> **RAW DATA**
━━━━━━
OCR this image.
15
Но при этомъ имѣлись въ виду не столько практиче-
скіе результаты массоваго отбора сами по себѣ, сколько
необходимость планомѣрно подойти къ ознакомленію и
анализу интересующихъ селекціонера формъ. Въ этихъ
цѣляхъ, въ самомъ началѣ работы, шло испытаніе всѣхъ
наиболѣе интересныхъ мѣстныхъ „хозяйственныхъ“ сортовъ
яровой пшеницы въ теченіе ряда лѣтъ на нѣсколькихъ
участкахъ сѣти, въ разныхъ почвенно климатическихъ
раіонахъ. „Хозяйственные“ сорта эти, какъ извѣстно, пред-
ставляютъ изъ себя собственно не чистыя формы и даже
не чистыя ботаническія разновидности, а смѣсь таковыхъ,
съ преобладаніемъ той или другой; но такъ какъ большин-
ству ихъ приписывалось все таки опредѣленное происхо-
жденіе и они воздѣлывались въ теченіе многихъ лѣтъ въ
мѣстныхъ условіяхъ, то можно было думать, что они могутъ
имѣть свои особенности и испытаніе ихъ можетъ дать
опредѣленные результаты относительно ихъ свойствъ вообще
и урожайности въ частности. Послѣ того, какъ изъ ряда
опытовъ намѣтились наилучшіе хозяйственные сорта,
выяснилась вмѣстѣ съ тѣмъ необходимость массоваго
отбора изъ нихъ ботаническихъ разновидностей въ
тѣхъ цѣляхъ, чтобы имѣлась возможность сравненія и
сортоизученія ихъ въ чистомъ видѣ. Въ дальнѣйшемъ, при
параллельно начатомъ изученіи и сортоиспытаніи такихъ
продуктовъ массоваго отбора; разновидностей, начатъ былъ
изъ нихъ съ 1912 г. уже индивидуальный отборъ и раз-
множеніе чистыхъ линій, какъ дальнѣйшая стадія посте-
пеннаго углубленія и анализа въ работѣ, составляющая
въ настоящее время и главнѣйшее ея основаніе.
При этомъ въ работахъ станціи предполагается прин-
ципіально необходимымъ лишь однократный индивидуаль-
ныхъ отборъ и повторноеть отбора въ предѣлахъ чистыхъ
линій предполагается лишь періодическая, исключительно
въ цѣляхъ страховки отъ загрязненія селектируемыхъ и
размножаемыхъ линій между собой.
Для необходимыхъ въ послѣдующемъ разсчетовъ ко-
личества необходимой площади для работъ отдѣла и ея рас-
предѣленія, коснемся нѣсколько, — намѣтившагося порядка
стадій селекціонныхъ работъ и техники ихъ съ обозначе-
━━━━━━
> **JOB**
Pick out each line above that includes "этомъ" and show it.

> **RESULT OF THE EXERCISE**
Но при этомъ имѣлись въ виду не столько практиче-
При этомъ въ работахъ станціи предполагается прин-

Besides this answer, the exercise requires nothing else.